# Extrait du texte:
........

Les combats qu’on soutint dès lors dans le détroit contre les barbares ne laissèrent pas, sans être décisifs, d’avoir un bon résultat pour les Grecs : ils y firent l’essai de leurs forces ; ils y apprirent, par la lutte même, que le nombre des vaisseaux, la pompe et la magnificence de leurs ornements, pas plus que des clameurs insolentes ou des chants barbares, ne sont faits pour effrayer des hommes fermes et intrépides ; qu’il n’y a qu’à mépriser tout ce vain appareil, à marcher droit à l’ennemi, à le serrer de près, et à le saisir pour mieux porter les coups. C’est ce qu’a bien compris Pindare, quand il a dit, de la bataille d’Artémisium :

Les enfants d’Athènes y jetèrent l’illustre
Fondement de la liberté.


En effet, oser, c’est le commencement de la victoire.

........

# Données fournies:

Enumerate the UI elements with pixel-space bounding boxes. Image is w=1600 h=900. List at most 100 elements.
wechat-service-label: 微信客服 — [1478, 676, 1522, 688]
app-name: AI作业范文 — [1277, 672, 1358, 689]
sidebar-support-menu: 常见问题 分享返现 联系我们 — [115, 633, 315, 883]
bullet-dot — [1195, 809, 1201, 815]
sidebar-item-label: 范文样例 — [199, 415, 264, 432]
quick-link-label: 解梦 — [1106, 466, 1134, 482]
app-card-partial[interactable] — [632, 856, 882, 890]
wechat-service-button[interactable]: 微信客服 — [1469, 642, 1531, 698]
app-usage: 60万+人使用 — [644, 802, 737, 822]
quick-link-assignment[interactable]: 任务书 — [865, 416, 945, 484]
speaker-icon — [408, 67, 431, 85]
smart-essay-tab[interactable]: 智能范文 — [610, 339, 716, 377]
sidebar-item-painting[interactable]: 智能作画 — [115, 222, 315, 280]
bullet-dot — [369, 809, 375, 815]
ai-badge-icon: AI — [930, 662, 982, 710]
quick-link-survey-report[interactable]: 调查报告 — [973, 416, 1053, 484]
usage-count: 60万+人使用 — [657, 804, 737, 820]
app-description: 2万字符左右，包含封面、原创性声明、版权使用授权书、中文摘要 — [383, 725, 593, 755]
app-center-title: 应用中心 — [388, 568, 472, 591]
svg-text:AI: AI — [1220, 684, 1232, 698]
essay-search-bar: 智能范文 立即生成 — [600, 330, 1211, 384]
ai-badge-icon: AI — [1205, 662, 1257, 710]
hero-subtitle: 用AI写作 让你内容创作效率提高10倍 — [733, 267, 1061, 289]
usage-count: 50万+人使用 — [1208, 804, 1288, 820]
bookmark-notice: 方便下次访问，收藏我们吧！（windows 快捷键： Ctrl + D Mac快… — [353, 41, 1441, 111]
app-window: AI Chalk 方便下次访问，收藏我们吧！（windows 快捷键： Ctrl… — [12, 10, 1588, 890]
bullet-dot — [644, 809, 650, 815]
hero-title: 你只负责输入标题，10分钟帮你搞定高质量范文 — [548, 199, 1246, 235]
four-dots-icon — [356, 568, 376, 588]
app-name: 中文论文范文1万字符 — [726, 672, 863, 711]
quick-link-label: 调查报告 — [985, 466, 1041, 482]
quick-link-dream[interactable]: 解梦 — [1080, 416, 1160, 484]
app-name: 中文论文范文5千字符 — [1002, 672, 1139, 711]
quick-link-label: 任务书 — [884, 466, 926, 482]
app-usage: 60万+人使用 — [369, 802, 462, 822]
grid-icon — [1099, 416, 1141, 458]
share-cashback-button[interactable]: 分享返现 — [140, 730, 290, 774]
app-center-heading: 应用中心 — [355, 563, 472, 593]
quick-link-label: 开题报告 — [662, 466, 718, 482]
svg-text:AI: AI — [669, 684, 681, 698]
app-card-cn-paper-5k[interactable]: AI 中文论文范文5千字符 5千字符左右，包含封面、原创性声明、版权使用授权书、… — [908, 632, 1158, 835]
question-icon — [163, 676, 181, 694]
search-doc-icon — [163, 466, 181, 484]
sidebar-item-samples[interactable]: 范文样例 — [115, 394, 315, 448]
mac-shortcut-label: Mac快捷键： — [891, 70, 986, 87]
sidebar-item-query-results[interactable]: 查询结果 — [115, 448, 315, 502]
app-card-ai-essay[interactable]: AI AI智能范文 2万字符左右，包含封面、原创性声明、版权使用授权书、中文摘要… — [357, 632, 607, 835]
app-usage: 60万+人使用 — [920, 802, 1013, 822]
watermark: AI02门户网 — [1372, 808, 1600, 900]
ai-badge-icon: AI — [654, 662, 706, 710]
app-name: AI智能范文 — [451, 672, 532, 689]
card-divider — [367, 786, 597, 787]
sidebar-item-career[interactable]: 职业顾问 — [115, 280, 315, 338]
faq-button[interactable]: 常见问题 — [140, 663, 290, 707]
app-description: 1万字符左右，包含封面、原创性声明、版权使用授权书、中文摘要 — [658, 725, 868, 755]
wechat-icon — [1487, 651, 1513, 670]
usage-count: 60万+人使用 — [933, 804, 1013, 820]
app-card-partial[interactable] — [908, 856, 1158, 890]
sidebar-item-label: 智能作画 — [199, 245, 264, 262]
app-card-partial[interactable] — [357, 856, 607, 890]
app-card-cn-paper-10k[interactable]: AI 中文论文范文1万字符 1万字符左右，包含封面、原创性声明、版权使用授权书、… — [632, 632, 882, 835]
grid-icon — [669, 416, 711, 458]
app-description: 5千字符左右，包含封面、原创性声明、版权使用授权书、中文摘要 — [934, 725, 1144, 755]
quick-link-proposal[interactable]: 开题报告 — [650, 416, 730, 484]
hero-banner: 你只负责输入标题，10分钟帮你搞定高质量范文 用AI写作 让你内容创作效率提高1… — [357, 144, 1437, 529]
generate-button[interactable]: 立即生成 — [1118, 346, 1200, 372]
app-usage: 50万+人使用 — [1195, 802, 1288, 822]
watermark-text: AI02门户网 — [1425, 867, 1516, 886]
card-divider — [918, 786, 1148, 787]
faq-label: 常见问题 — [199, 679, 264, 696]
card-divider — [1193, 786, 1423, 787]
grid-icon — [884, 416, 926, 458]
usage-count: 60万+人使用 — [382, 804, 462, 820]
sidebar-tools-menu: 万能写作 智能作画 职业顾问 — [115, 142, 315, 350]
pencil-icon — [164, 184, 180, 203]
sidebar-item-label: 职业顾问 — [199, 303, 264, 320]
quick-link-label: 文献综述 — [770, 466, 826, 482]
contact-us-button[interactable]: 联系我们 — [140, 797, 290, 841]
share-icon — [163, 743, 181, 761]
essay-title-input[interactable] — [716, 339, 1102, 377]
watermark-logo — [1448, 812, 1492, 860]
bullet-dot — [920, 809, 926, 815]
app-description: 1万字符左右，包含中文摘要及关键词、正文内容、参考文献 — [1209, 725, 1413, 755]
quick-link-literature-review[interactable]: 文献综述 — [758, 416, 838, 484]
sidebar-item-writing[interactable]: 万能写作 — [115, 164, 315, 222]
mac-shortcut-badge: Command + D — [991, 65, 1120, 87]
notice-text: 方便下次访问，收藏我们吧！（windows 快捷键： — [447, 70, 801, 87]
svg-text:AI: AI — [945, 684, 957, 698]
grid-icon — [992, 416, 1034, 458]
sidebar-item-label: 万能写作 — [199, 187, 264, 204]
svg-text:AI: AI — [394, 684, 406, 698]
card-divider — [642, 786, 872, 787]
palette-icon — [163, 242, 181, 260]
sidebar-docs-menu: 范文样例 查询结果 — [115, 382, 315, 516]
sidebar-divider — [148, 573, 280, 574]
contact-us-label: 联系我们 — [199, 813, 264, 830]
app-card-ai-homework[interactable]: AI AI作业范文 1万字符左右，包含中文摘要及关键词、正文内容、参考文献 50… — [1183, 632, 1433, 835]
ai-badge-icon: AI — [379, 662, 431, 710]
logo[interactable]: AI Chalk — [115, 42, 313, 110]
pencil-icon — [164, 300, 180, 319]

........

# Consigne:
Citez l'extrait sur les combats du détroit, en commençant par « Les combats qu’on » et en poursuivant jusqu'à « de la liberté. ». Les lignes constituent un matériau indépendant de l'extrait sur les combats du détroit.

# Réponse:
Les combats qu’on soutint dès lors dans le détroit contre les barbares ne laissèrent pas, sans être décisifs, d’avoir un bon résultat pour les Grecs : ils y firent l’essai de leurs forces ; ils y apprirent, par la lutte même, que le nombre des vaisseaux, la pompe et la magnificence de leurs ornements, pas plus que des clameurs insolentes ou des chants barbares, ne sont faits pour effrayer des hommes fermes et intrépides ; qu’il n’y a qu’à mépriser tout ce vain appareil, à marcher droit à l’ennemi, à le serrer de près, et à le saisir pour mieux porter les coups. C’est ce qu’a bien compris Pindare, quand il a dit, de la bataille d’Artémisium :

Les enfants d’Athènes y jetèrent l’illustre
Fondement de la liberté.